Excerpted passage:

>> begin

Decision 1: dimension-untyped vector column + partial expression HNSW index

The column becomes embedding vector (no typmod). The ANN index is pgvector's documented pattern for that shape:

CREATE INDEX idx_pg_semantic_search_embedding_hnsw
  ON semantic_search_blob
  USING hnsw ((embedding::vector(384)) vector_cosine_ops)
  WHERE (vector_dims(embedding) = 384);
  • 384 is the production embedding profile dimension (search-semantic.js profiles); rows of other dimensions (test stubs) simply fall outside the partial index and are scanned exactly.
  • Mixed-dimension rows coexist without global DDL churn, preserving today's parallel-test safety and leaving rebuild-on-model-change to the existing backend-identity drift machinery (semantic_search_meta / semantic_search_backfill_progress), exactly as on SQLite.

>> end

Source excerpt:
>> begin

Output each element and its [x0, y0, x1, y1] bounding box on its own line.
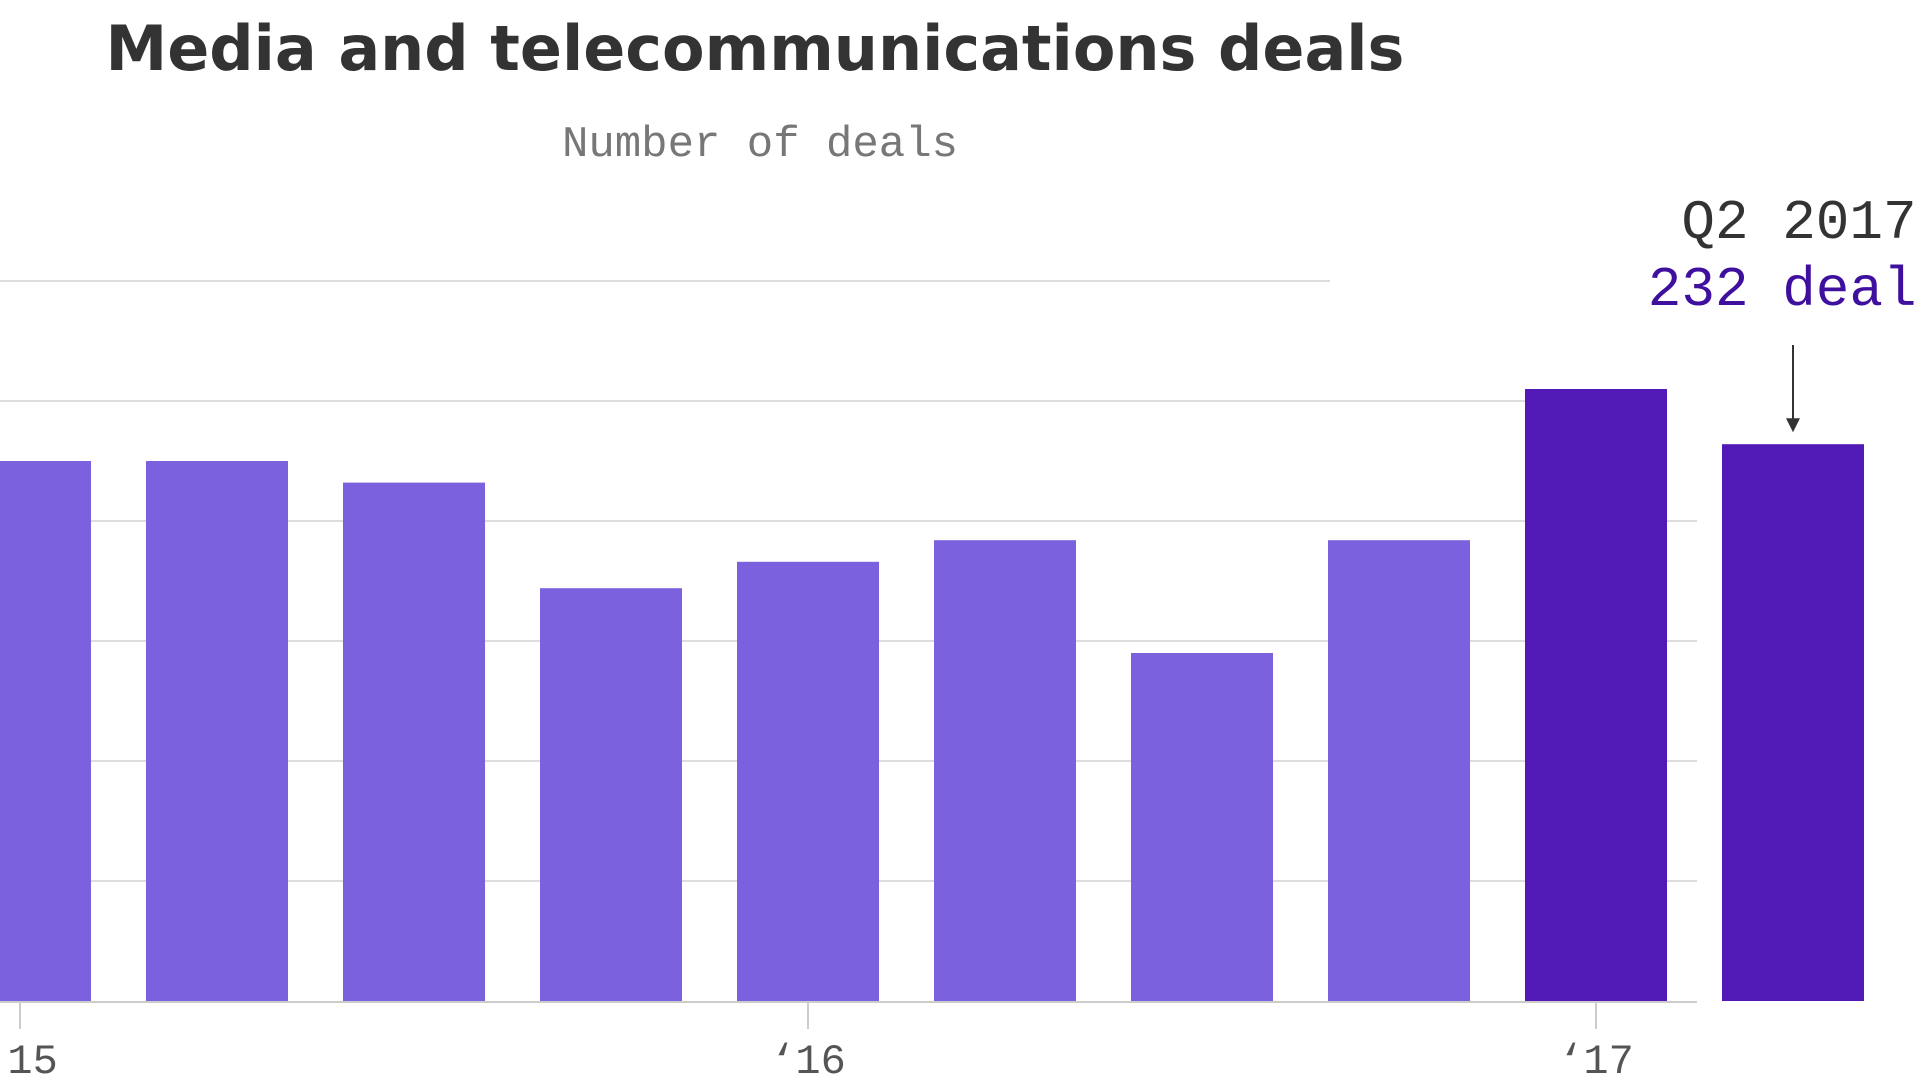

>> end

Work instructions:
[a] In the vector index decision, why do rows whose embeddings do not have 384 dimensions cause no problem for the index?
[b] List every identifier in the vector index decision that contains the string "semantic_search".
[c] Write the next part of the vector index decision, starting after its final bullet point.

Answers below:
[a] The value 384 is the production embedding profile dimension, taken from the search-semantic.js profiles. Rows with other dimensions, such as test stubs, fall outside the partial index and are scanned exactly.

[b]
- idx_pg_semantic_search_embedding_hnsw
- semantic_search_blob
- semantic_search_meta
- semantic_search_backfill_progress

[c]
  • Verified against pgvector/pgvector:pg16 (0.8.2): mixed-dims inserts into an untyped column, the partial expression HNSW build, and post-index mixed-dims inserts all work.

Rejected alternatives:

  • vector(384) typed column: breaks every non-384 stub-backend test and turns the column type into cross-test shared mutable state.
  • Dynamic retype-on-write (mirroring sqlite-vec's drop-and-recreate): racy under file-parallel tests sharing one database.

Decision 2: query shape and score equivalence

SELECT connector_id, connector_instance_id, scope_key, record_key,
       (embedding::vector(d) <=> $q::vector(d))::float8 AS distance
  FROM semantic_search_blob
 WHERE connector_instance_id = $1
   AND scope_key = ANY($2::text[])
   AND vector_dims(embedding) = d
   [AND record_key = ANY($n::text[])]
 ORDER BY embedding::vector(d) <=> $q::vector(d)
 LIMIT k
  • d is the query vector's length, validated as a small positive integer before interpolation (typmods cannot be bound parameters). When d = 384 the expression matches the partial index; otherwise the plan is an exact filtered scan.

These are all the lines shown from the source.